TASK TO COMPLETE
Return the data exactly, with all pictures removed.

DATA FOR THIS TASK

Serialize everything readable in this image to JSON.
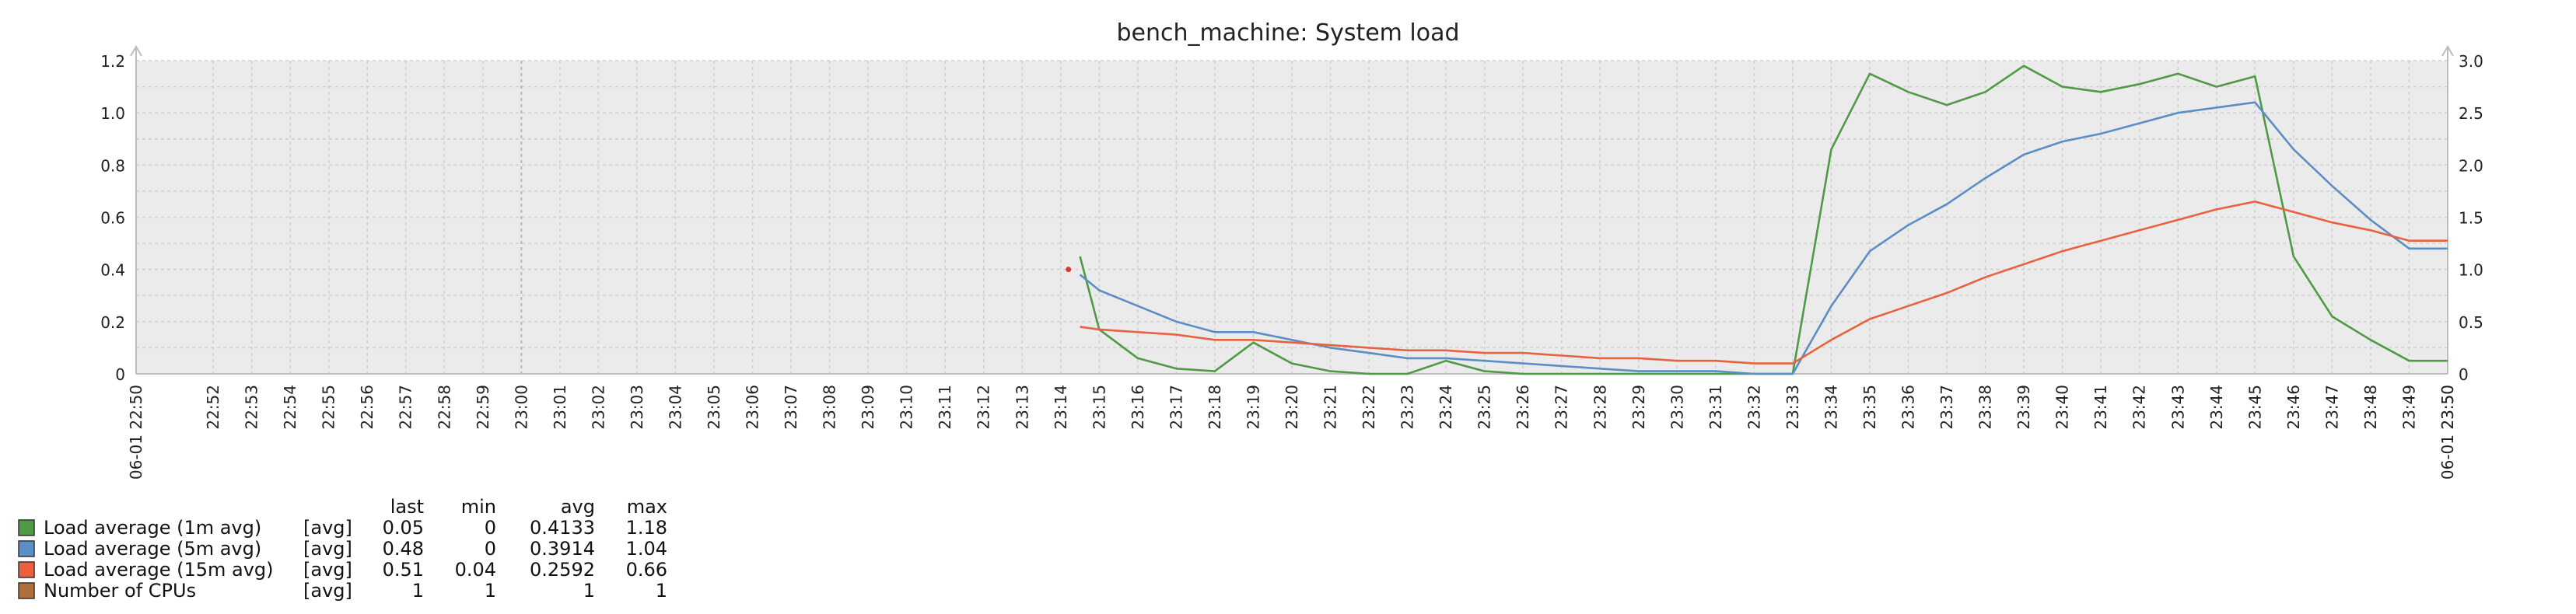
{
  "chart_data": {
    "type": "line",
    "title": "bench_machine: System load",
    "x_labels": [
      "22:52",
      "22:53",
      "22:54",
      "22:55",
      "22:56",
      "22:57",
      "22:58",
      "22:59",
      "23:00",
      "23:01",
      "23:02",
      "23:03",
      "23:04",
      "23:05",
      "23:06",
      "23:07",
      "23:08",
      "23:09",
      "23:10",
      "23:11",
      "23:12",
      "23:13",
      "23:14",
      "23:15",
      "23:16",
      "23:17",
      "23:18",
      "23:19",
      "23:20",
      "23:21",
      "23:22",
      "23:23",
      "23:24",
      "23:25",
      "23:26",
      "23:27",
      "23:28",
      "23:29",
      "23:30",
      "23:31",
      "23:32",
      "23:33",
      "23:34",
      "23:35",
      "23:36",
      "23:37",
      "23:38",
      "23:39",
      "23:40",
      "23:41",
      "23:42",
      "23:43",
      "23:44",
      "23:45",
      "23:46",
      "23:47",
      "23:48",
      "23:49",
      "23:50"
    ],
    "x_start_label": "06-01 22:50",
    "x_end_label": "06-01 23:50",
    "highlight_labels": [
      "23:00"
    ],
    "left_axis": {
      "min": 0,
      "max": 1.2,
      "ticks": [
        "0",
        "0.2",
        "0.4",
        "0.6",
        "0.8",
        "1.0",
        "1.2"
      ]
    },
    "right_axis": {
      "min": 0,
      "max": 3.0,
      "ticks": [
        "0",
        "0.5",
        "1.0",
        "1.5",
        "2.0",
        "2.5",
        "3.0"
      ]
    },
    "grid": true,
    "series": [
      {
        "name": "Load average (1m avg)",
        "color": "#4f9a44",
        "points": [
          [
            "23:14.5",
            0.45
          ],
          [
            "23:15",
            0.17
          ],
          [
            "23:16",
            0.06
          ],
          [
            "23:17",
            0.02
          ],
          [
            "23:18",
            0.01
          ],
          [
            "23:19",
            0.12
          ],
          [
            "23:20",
            0.04
          ],
          [
            "23:21",
            0.01
          ],
          [
            "23:22",
            0.0
          ],
          [
            "23:23",
            0.0
          ],
          [
            "23:24",
            0.05
          ],
          [
            "23:25",
            0.01
          ],
          [
            "23:26",
            0.0
          ],
          [
            "23:27",
            0.0
          ],
          [
            "23:28",
            0.0
          ],
          [
            "23:29",
            0.0
          ],
          [
            "23:30",
            0.0
          ],
          [
            "23:31",
            0.0
          ],
          [
            "23:32",
            0.0
          ],
          [
            "23:33",
            0.0
          ],
          [
            "23:34",
            0.86
          ],
          [
            "23:35",
            1.15
          ],
          [
            "23:36",
            1.08
          ],
          [
            "23:37",
            1.03
          ],
          [
            "23:38",
            1.08
          ],
          [
            "23:39",
            1.18
          ],
          [
            "23:40",
            1.1
          ],
          [
            "23:41",
            1.08
          ],
          [
            "23:42",
            1.11
          ],
          [
            "23:43",
            1.15
          ],
          [
            "23:44",
            1.1
          ],
          [
            "23:45",
            1.14
          ],
          [
            "23:46",
            0.45
          ],
          [
            "23:47",
            0.22
          ],
          [
            "23:48",
            0.13
          ],
          [
            "23:49",
            0.05
          ],
          [
            "23:50",
            0.05
          ]
        ]
      },
      {
        "name": "Load average (5m avg)",
        "color": "#5b8ec4",
        "points": [
          [
            "23:14.5",
            0.38
          ],
          [
            "23:15",
            0.32
          ],
          [
            "23:16",
            0.26
          ],
          [
            "23:17",
            0.2
          ],
          [
            "23:18",
            0.16
          ],
          [
            "23:19",
            0.16
          ],
          [
            "23:20",
            0.13
          ],
          [
            "23:21",
            0.1
          ],
          [
            "23:22",
            0.08
          ],
          [
            "23:23",
            0.06
          ],
          [
            "23:24",
            0.06
          ],
          [
            "23:25",
            0.05
          ],
          [
            "23:26",
            0.04
          ],
          [
            "23:27",
            0.03
          ],
          [
            "23:28",
            0.02
          ],
          [
            "23:29",
            0.01
          ],
          [
            "23:30",
            0.01
          ],
          [
            "23:31",
            0.01
          ],
          [
            "23:32",
            0.0
          ],
          [
            "23:33",
            0.0
          ],
          [
            "23:34",
            0.26
          ],
          [
            "23:35",
            0.47
          ],
          [
            "23:36",
            0.57
          ],
          [
            "23:37",
            0.65
          ],
          [
            "23:38",
            0.75
          ],
          [
            "23:39",
            0.84
          ],
          [
            "23:40",
            0.89
          ],
          [
            "23:41",
            0.92
          ],
          [
            "23:42",
            0.96
          ],
          [
            "23:43",
            1.0
          ],
          [
            "23:44",
            1.02
          ],
          [
            "23:45",
            1.04
          ],
          [
            "23:46",
            0.86
          ],
          [
            "23:47",
            0.72
          ],
          [
            "23:48",
            0.59
          ],
          [
            "23:49",
            0.48
          ],
          [
            "23:50",
            0.48
          ]
        ]
      },
      {
        "name": "Load average (15m avg)",
        "color": "#e8623e",
        "points": [
          [
            "23:14.5",
            0.18
          ],
          [
            "23:15",
            0.17
          ],
          [
            "23:16",
            0.16
          ],
          [
            "23:17",
            0.15
          ],
          [
            "23:18",
            0.13
          ],
          [
            "23:19",
            0.13
          ],
          [
            "23:20",
            0.12
          ],
          [
            "23:21",
            0.11
          ],
          [
            "23:22",
            0.1
          ],
          [
            "23:23",
            0.09
          ],
          [
            "23:24",
            0.09
          ],
          [
            "23:25",
            0.08
          ],
          [
            "23:26",
            0.08
          ],
          [
            "23:27",
            0.07
          ],
          [
            "23:28",
            0.06
          ],
          [
            "23:29",
            0.06
          ],
          [
            "23:30",
            0.05
          ],
          [
            "23:31",
            0.05
          ],
          [
            "23:32",
            0.04
          ],
          [
            "23:33",
            0.04
          ],
          [
            "23:34",
            0.13
          ],
          [
            "23:35",
            0.21
          ],
          [
            "23:36",
            0.26
          ],
          [
            "23:37",
            0.31
          ],
          [
            "23:38",
            0.37
          ],
          [
            "23:39",
            0.42
          ],
          [
            "23:40",
            0.47
          ],
          [
            "23:41",
            0.51
          ],
          [
            "23:42",
            0.55
          ],
          [
            "23:43",
            0.59
          ],
          [
            "23:44",
            0.63
          ],
          [
            "23:45",
            0.66
          ],
          [
            "23:46",
            0.62
          ],
          [
            "23:47",
            0.58
          ],
          [
            "23:48",
            0.55
          ],
          [
            "23:49",
            0.51
          ],
          [
            "23:50",
            0.51
          ]
        ]
      },
      {
        "name": "Number of CPUs",
        "color": "#b0703e",
        "points": []
      }
    ],
    "legend": {
      "headers": [
        "last",
        "min",
        "avg",
        "max"
      ],
      "rows": [
        {
          "name": "Load average (1m avg)",
          "color": "#4f9a44",
          "func": "[avg]",
          "last": "0.05",
          "min": "0",
          "avg": "0.4133",
          "max": "1.18"
        },
        {
          "name": "Load average (5m avg)",
          "color": "#5b8ec4",
          "func": "[avg]",
          "last": "0.48",
          "min": "0",
          "avg": "0.3914",
          "max": "1.04"
        },
        {
          "name": "Load average (15m avg)",
          "color": "#e8623e",
          "func": "[avg]",
          "last": "0.51",
          "min": "0.04",
          "avg": "0.2592",
          "max": "0.66"
        },
        {
          "name": "Number of CPUs",
          "color": "#b0703e",
          "func": "[avg]",
          "last": "1",
          "min": "1",
          "avg": "1",
          "max": "1"
        }
      ]
    }
  }
}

THE COMPLETED TASK
Serialize everything readable in this image to JSON.
{
  "chart_data": {
    "type": "line",
    "title": "bench_machine: System load",
    "x_labels": [
      "22:52",
      "22:53",
      "22:54",
      "22:55",
      "22:56",
      "22:57",
      "22:58",
      "22:59",
      "23:00",
      "23:01",
      "23:02",
      "23:03",
      "23:04",
      "23:05",
      "23:06",
      "23:07",
      "23:08",
      "23:09",
      "23:10",
      "23:11",
      "23:12",
      "23:13",
      "23:14",
      "23:15",
      "23:16",
      "23:17",
      "23:18",
      "23:19",
      "23:20",
      "23:21",
      "23:22",
      "23:23",
      "23:24",
      "23:25",
      "23:26",
      "23:27",
      "23:28",
      "23:29",
      "23:30",
      "23:31",
      "23:32",
      "23:33",
      "23:34",
      "23:35",
      "23:36",
      "23:37",
      "23:38",
      "23:39",
      "23:40",
      "23:41",
      "23:42",
      "23:43",
      "23:44",
      "23:45",
      "23:46",
      "23:47",
      "23:48",
      "23:49",
      "23:50"
    ],
    "x_start_label": "06-01 22:50",
    "x_end_label": "06-01 23:50",
    "highlight_labels": [
      "23:00"
    ],
    "left_axis": {
      "min": 0,
      "max": 1.2,
      "ticks": [
        "0",
        "0.2",
        "0.4",
        "0.6",
        "0.8",
        "1.0",
        "1.2"
      ]
    },
    "right_axis": {
      "min": 0,
      "max": 3.0,
      "ticks": [
        "0",
        "0.5",
        "1.0",
        "1.5",
        "2.0",
        "2.5",
        "3.0"
      ]
    },
    "grid": true,
    "series": [
      {
        "name": "Load average (1m avg)",
        "color": "#4f9a44",
        "points": [
          [
            "23:14.5",
            0.45
          ],
          [
            "23:15",
            0.17
          ],
          [
            "23:16",
            0.06
          ],
          [
            "23:17",
            0.02
          ],
          [
            "23:18",
            0.01
          ],
          [
            "23:19",
            0.12
          ],
          [
            "23:20",
            0.04
          ],
          [
            "23:21",
            0.01
          ],
          [
            "23:22",
            0.0
          ],
          [
            "23:23",
            0.0
          ],
          [
            "23:24",
            0.05
          ],
          [
            "23:25",
            0.01
          ],
          [
            "23:26",
            0.0
          ],
          [
            "23:27",
            0.0
          ],
          [
            "23:28",
            0.0
          ],
          [
            "23:29",
            0.0
          ],
          [
            "23:30",
            0.0
          ],
          [
            "23:31",
            0.0
          ],
          [
            "23:32",
            0.0
          ],
          [
            "23:33",
            0.0
          ],
          [
            "23:34",
            0.86
          ],
          [
            "23:35",
            1.15
          ],
          [
            "23:36",
            1.08
          ],
          [
            "23:37",
            1.03
          ],
          [
            "23:38",
            1.08
          ],
          [
            "23:39",
            1.18
          ],
          [
            "23:40",
            1.1
          ],
          [
            "23:41",
            1.08
          ],
          [
            "23:42",
            1.11
          ],
          [
            "23:43",
            1.15
          ],
          [
            "23:44",
            1.1
          ],
          [
            "23:45",
            1.14
          ],
          [
            "23:46",
            0.45
          ],
          [
            "23:47",
            0.22
          ],
          [
            "23:48",
            0.13
          ],
          [
            "23:49",
            0.05
          ],
          [
            "23:50",
            0.05
          ]
        ]
      },
      {
        "name": "Load average (5m avg)",
        "color": "#5b8ec4",
        "points": [
          [
            "23:14.5",
            0.38
          ],
          [
            "23:15",
            0.32
          ],
          [
            "23:16",
            0.26
          ],
          [
            "23:17",
            0.2
          ],
          [
            "23:18",
            0.16
          ],
          [
            "23:19",
            0.16
          ],
          [
            "23:20",
            0.13
          ],
          [
            "23:21",
            0.1
          ],
          [
            "23:22",
            0.08
          ],
          [
            "23:23",
            0.06
          ],
          [
            "23:24",
            0.06
          ],
          [
            "23:25",
            0.05
          ],
          [
            "23:26",
            0.04
          ],
          [
            "23:27",
            0.03
          ],
          [
            "23:28",
            0.02
          ],
          [
            "23:29",
            0.01
          ],
          [
            "23:30",
            0.01
          ],
          [
            "23:31",
            0.01
          ],
          [
            "23:32",
            0.0
          ],
          [
            "23:33",
            0.0
          ],
          [
            "23:34",
            0.26
          ],
          [
            "23:35",
            0.47
          ],
          [
            "23:36",
            0.57
          ],
          [
            "23:37",
            0.65
          ],
          [
            "23:38",
            0.75
          ],
          [
            "23:39",
            0.84
          ],
          [
            "23:40",
            0.89
          ],
          [
            "23:41",
            0.92
          ],
          [
            "23:42",
            0.96
          ],
          [
            "23:43",
            1.0
          ],
          [
            "23:44",
            1.02
          ],
          [
            "23:45",
            1.04
          ],
          [
            "23:46",
            0.86
          ],
          [
            "23:47",
            0.72
          ],
          [
            "23:48",
            0.59
          ],
          [
            "23:49",
            0.48
          ],
          [
            "23:50",
            0.48
          ]
        ]
      },
      {
        "name": "Load average (15m avg)",
        "color": "#e8623e",
        "points": [
          [
            "23:14.5",
            0.18
          ],
          [
            "23:15",
            0.17
          ],
          [
            "23:16",
            0.16
          ],
          [
            "23:17",
            0.15
          ],
          [
            "23:18",
            0.13
          ],
          [
            "23:19",
            0.13
          ],
          [
            "23:20",
            0.12
          ],
          [
            "23:21",
            0.11
          ],
          [
            "23:22",
            0.1
          ],
          [
            "23:23",
            0.09
          ],
          [
            "23:24",
            0.09
          ],
          [
            "23:25",
            0.08
          ],
          [
            "23:26",
            0.08
          ],
          [
            "23:27",
            0.07
          ],
          [
            "23:28",
            0.06
          ],
          [
            "23:29",
            0.06
          ],
          [
            "23:30",
            0.05
          ],
          [
            "23:31",
            0.05
          ],
          [
            "23:32",
            0.04
          ],
          [
            "23:33",
            0.04
          ],
          [
            "23:34",
            0.13
          ],
          [
            "23:35",
            0.21
          ],
          [
            "23:36",
            0.26
          ],
          [
            "23:37",
            0.31
          ],
          [
            "23:38",
            0.37
          ],
          [
            "23:39",
            0.42
          ],
          [
            "23:40",
            0.47
          ],
          [
            "23:41",
            0.51
          ],
          [
            "23:42",
            0.55
          ],
          [
            "23:43",
            0.59
          ],
          [
            "23:44",
            0.63
          ],
          [
            "23:45",
            0.66
          ],
          [
            "23:46",
            0.62
          ],
          [
            "23:47",
            0.58
          ],
          [
            "23:48",
            0.55
          ],
          [
            "23:49",
            0.51
          ],
          [
            "23:50",
            0.51
          ]
        ]
      },
      {
        "name": "Number of CPUs",
        "color": "#b0703e",
        "points": []
      }
    ],
    "legend": {
      "headers": [
        "last",
        "min",
        "avg",
        "max"
      ],
      "rows": [
        {
          "name": "Load average (1m avg)",
          "color": "#4f9a44",
          "func": "[avg]",
          "last": "0.05",
          "min": "0",
          "avg": "0.4133",
          "max": "1.18"
        },
        {
          "name": "Load average (5m avg)",
          "color": "#5b8ec4",
          "func": "[avg]",
          "last": "0.48",
          "min": "0",
          "avg": "0.3914",
          "max": "1.04"
        },
        {
          "name": "Load average (15m avg)",
          "color": "#e8623e",
          "func": "[avg]",
          "last": "0.51",
          "min": "0.04",
          "avg": "0.2592",
          "max": "0.66"
        },
        {
          "name": "Number of CPUs",
          "color": "#b0703e",
          "func": "[avg]",
          "last": "1",
          "min": "1",
          "avg": "1",
          "max": "1"
        }
      ]
    }
  }
}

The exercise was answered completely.